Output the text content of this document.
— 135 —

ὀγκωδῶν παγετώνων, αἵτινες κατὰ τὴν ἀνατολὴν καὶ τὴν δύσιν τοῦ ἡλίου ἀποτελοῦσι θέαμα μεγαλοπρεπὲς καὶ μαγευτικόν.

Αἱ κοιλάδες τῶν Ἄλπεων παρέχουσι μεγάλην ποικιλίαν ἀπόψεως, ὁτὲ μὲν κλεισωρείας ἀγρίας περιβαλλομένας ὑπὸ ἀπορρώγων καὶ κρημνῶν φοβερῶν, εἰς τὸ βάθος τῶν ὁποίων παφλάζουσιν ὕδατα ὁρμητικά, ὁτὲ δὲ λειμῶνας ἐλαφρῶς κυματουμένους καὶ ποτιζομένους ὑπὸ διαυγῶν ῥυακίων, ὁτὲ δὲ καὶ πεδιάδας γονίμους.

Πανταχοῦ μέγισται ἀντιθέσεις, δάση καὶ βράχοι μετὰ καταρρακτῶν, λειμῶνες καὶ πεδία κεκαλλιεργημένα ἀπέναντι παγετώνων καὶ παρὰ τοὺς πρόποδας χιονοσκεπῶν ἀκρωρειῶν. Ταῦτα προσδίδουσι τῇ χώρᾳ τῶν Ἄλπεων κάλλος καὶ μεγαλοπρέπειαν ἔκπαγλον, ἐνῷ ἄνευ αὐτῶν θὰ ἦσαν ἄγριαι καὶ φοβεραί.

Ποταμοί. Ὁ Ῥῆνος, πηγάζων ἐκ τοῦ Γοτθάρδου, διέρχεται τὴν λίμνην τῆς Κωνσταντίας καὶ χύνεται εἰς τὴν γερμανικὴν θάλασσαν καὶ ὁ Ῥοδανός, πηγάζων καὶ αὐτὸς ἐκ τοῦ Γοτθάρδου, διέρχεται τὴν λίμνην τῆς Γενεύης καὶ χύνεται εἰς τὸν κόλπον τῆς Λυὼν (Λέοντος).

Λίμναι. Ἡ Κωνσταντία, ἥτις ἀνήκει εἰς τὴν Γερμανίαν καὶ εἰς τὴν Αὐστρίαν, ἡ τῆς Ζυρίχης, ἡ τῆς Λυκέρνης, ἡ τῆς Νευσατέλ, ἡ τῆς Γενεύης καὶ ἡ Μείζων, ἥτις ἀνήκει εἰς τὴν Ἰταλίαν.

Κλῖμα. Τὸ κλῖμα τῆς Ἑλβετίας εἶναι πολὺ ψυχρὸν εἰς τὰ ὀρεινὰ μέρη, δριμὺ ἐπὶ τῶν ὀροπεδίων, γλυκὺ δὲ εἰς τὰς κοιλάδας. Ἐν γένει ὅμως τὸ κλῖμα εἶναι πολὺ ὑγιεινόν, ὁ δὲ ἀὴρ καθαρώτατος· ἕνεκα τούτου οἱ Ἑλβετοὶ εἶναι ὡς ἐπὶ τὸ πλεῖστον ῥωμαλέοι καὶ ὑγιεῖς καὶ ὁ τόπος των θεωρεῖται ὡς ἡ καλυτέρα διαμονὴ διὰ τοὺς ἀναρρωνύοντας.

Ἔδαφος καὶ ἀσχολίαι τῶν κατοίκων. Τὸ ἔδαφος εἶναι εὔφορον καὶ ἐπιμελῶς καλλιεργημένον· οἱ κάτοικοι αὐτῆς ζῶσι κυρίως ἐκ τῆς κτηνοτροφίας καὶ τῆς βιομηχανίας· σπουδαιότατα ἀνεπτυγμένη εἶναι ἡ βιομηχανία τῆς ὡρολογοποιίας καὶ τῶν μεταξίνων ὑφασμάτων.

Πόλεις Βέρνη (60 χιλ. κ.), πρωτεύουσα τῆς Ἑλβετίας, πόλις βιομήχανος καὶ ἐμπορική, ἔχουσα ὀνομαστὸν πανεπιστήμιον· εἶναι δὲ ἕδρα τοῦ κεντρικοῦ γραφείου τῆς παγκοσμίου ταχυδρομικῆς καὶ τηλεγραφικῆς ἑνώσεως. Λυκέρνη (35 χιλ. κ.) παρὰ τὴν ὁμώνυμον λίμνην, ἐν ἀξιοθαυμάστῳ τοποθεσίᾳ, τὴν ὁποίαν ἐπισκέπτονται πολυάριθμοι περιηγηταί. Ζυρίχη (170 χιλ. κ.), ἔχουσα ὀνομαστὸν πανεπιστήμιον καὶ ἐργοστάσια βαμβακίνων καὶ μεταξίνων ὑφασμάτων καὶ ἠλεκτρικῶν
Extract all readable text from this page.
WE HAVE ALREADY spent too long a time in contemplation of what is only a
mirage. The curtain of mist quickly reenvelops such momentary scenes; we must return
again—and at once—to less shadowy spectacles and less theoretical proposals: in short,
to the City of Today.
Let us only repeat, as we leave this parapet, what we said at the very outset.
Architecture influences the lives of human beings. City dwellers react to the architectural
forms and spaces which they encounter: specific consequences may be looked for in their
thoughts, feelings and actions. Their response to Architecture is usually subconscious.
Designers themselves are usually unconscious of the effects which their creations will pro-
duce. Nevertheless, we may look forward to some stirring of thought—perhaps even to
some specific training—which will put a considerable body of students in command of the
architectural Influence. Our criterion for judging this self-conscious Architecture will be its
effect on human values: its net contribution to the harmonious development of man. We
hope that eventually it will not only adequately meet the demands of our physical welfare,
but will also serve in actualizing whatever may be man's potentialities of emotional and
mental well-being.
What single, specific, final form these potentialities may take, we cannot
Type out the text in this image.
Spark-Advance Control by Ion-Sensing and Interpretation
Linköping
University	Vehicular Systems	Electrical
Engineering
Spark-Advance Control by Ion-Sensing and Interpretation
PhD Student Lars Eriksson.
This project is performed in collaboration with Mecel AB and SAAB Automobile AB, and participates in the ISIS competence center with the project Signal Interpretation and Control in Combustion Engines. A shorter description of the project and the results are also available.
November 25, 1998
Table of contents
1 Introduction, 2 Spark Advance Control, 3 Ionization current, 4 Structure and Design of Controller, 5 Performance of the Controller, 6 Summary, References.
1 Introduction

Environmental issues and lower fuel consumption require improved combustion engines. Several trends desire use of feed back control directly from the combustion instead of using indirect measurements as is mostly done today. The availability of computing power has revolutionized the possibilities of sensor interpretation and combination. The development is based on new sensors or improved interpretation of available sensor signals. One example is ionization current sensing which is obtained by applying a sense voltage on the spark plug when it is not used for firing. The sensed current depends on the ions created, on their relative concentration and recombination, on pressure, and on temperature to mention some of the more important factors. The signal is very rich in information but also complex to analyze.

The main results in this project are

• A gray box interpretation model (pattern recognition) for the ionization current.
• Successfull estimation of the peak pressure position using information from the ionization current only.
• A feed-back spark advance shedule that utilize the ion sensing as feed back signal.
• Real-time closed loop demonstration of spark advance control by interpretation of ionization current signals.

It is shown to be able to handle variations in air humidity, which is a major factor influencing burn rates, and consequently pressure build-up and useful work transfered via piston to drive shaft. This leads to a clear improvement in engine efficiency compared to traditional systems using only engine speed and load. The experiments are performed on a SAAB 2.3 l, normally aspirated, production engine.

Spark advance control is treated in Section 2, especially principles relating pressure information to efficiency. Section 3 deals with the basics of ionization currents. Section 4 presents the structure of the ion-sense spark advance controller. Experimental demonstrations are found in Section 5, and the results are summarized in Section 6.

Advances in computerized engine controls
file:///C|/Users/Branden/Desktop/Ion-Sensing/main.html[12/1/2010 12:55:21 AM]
++++
> Task statement
Reproduce each line of the material above precisely.

> Exercise solution
Output the text content of this document.
— 135 —

ὀγκωδῶν παγετώνων, αἵτινες κατὰ τὴν ἀνατολὴν καὶ τὴν δύσιν τοῦ ἡλίου ἀποτελοῦσι θέαμα μεγαλοπρεπὲς καὶ μαγευτικόν.

Αἱ κοιλάδες τῶν Ἄλπεων παρέχουσι μεγάλην ποικιλίαν ἀπόψεως, ὁτὲ μὲν κλεισωρείας ἀγρίας περιβαλλομένας ὑπὸ ἀπορρώγων καὶ κρημνῶν φοβερῶν, εἰς τὸ βάθος τῶν ὁποίων παφλάζουσιν ὕδατα ὁρμητικά, ὁτὲ δὲ λειμῶνας ἐλαφρῶς κυματουμένους καὶ ποτιζομένους ὑπὸ διαυγῶν ῥυακίων, ὁτὲ δὲ καὶ πεδιάδας γονίμους.

Πανταχοῦ μέγισται ἀντιθέσεις, δάση καὶ βράχοι μετὰ καταρρακτῶν, λειμῶνες καὶ πεδία κεκαλλιεργημένα ἀπέναντι παγετώνων καὶ παρὰ τοὺς πρόποδας χιονοσκεπῶν ἀκρωρειῶν. Ταῦτα προσδίδουσι τῇ χώρᾳ τῶν Ἄλπεων κάλλος καὶ μεγαλοπρέπειαν ἔκπαγλον, ἐνῷ ἄνευ αὐτῶν θὰ ἦσαν ἄγριαι καὶ φοβεραί.

Ποταμοί. Ὁ Ῥῆνος, πηγάζων ἐκ τοῦ Γοτθάρδου, διέρχεται τὴν λίμνην τῆς Κωνσταντίας καὶ χύνεται εἰς τὴν γερμανικὴν θάλασσαν καὶ ὁ Ῥοδανός, πηγάζων καὶ αὐτὸς ἐκ τοῦ Γοτθάρδου, διέρχεται τὴν λίμνην τῆς Γενεύης καὶ χύνεται εἰς τὸν κόλπον τῆς Λυὼν (Λέοντος).

Λίμναι. Ἡ Κωνσταντία, ἥτις ἀνήκει εἰς τὴν Γερμανίαν καὶ εἰς τὴν Αὐστρίαν, ἡ τῆς Ζυρίχης, ἡ τῆς Λυκέρνης, ἡ τῆς Νευσατέλ, ἡ τῆς Γενεύης καὶ ἡ Μείζων, ἥτις ἀνήκει εἰς τὴν Ἰταλίαν.

Κλῖμα. Τὸ κλῖμα τῆς Ἑλβετίας εἶναι πολὺ ψυχρὸν εἰς τὰ ὀρεινὰ μέρη, δριμὺ ἐπὶ τῶν ὀροπεδίων, γλυκὺ δὲ εἰς τὰς κοιλάδας. Ἐν γένει ὅμως τὸ κλῖμα εἶναι πολὺ ὑγιεινόν, ὁ δὲ ἀὴρ καθαρώτατος· ἕνεκα τούτου οἱ Ἑλβετοὶ εἶναι ὡς ἐπὶ τὸ πλεῖστον ῥωμαλέοι καὶ ὑγιεῖς καὶ ὁ τόπος των θεωρεῖται ὡς ἡ καλυτέρα διαμονὴ διὰ τοὺς ἀναρρωνύοντας.

Ἔδαφος καὶ ἀσχολίαι τῶν κατοίκων. Τὸ ἔδαφος εἶναι εὔφορον καὶ ἐπιμελῶς καλλιεργημένον· οἱ κάτοικοι αὐτῆς ζῶσι κυρίως ἐκ τῆς κτηνοτροφίας καὶ τῆς βιομηχανίας· σπουδαιότατα ἀνεπτυγμένη εἶναι ἡ βιομηχανία τῆς ὡρολογοποιίας καὶ τῶν μεταξίνων ὑφασμάτων.

Πόλεις Βέρνη (60 χιλ. κ.), πρωτεύουσα τῆς Ἑλβετίας, πόλις βιομήχανος καὶ ἐμπορική, ἔχουσα ὀνομαστὸν πανεπιστήμιον· εἶναι δὲ ἕδρα τοῦ κεντρικοῦ γραφείου τῆς παγκοσμίου ταχυδρομικῆς καὶ τηλεγραφικῆς ἑνώσεως. Λυκέρνη (35 χιλ. κ.) παρὰ τὴν ὁμώνυμον λίμνην, ἐν ἀξιοθαυμάστῳ τοποθεσίᾳ, τὴν ὁποίαν ἐπισκέπτονται πολυάριθμοι περιηγηταί. Ζυρίχη (170 χιλ. κ.), ἔχουσα ὀνομαστὸν πανεπιστήμιον καὶ ἐργοστάσια βαμβακίνων καὶ μεταξίνων ὑφασμάτων καὶ ἠλεκτρικῶν
Extract all readable text from this page.
WE HAVE ALREADY spent too long a time in contemplation of what is only a
mirage. The curtain of mist quickly reenvelops such momentary scenes; we must return
again—and at once—to less shadowy spectacles and less theoretical proposals: in short,
to the City of Today.
Let us only repeat, as we leave this parapet, what we said at the very outset.
Architecture influences the lives of human beings. City dwellers react to the architectural
forms and spaces which they encounter: specific consequences may be looked for in their
thoughts, feelings and actions. Their response to Architecture is usually subconscious.
Designers themselves are usually unconscious of the effects which their creations will pro-
duce. Nevertheless, we may look forward to some stirring of thought—perhaps even to
some specific training—which will put a considerable body of students in command of the
architectural Influence. Our criterion for judging this self-conscious Architecture will be its
effect on human values: its net contribution to the harmonious development of man. We
hope that eventually it will not only adequately meet the demands of our physical welfare,
but will also serve in actualizing whatever may be man's potentialities of emotional and
mental well-being.
What single, specific, final form these potentialities may take, we cannot
Type out the text in this image.
Spark-Advance Control by Ion-Sensing and Interpretation
Linköping
University	Vehicular Systems	Electrical
Engineering
Spark-Advance Control by Ion-Sensing and Interpretation
PhD Student Lars Eriksson.
This project is performed in collaboration with Mecel AB and SAAB Automobile AB, and participates in the ISIS competence center with the project Signal Interpretation and Control in Combustion Engines. A shorter description of the project and the results are also available.
November 25, 1998
Table of contents
1 Introduction, 2 Spark Advance Control, 3 Ionization current, 4 Structure and Design of Controller, 5 Performance of the Controller, 6 Summary, References.
1 Introduction

Environmental issues and lower fuel consumption require improved combustion engines. Several trends desire use of feed back control directly from the combustion instead of using indirect measurements as is mostly done today. The availability of computing power has revolutionized the possibilities of sensor interpretation and combination. The development is based on new sensors or improved interpretation of available sensor signals. One example is ionization current sensing which is obtained by applying a sense voltage on the spark plug when it is not used for firing. The sensed current depends on the ions created, on their relative concentration and recombination, on pressure, and on temperature to mention some of the more important factors. The signal is very rich in information but also complex to analyze.

The main results in this project are

• A gray box interpretation model (pattern recognition) for the ionization current.
• Successfull estimation of the peak pressure position using information from the ionization current only.
• A feed-back spark advance shedule that utilize the ion sensing as feed back signal.
• Real-time closed loop demonstration of spark advance control by interpretation of ionization current signals.

It is shown to be able to handle variations in air humidity, which is a major factor influencing burn rates, and consequently pressure build-up and useful work transfered via piston to drive shaft. This leads to a clear improvement in engine efficiency compared to traditional systems using only engine speed and load. The experiments are performed on a SAAB 2.3 l, normally aspirated, production engine.

Spark advance control is treated in Section 2, especially principles relating pressure information to efficiency. Section 3 deals with the basics of ionization currents. Section 4 presents the structure of the ion-sense spark advance controller. Experimental demonstrations are found in Section 5, and the results are summarized in Section 6.

Advances in computerized engine controls
file:///C|/Users/Branden/Desktop/Ion-Sensing/main.html[12/1/2010 12:55:21 AM]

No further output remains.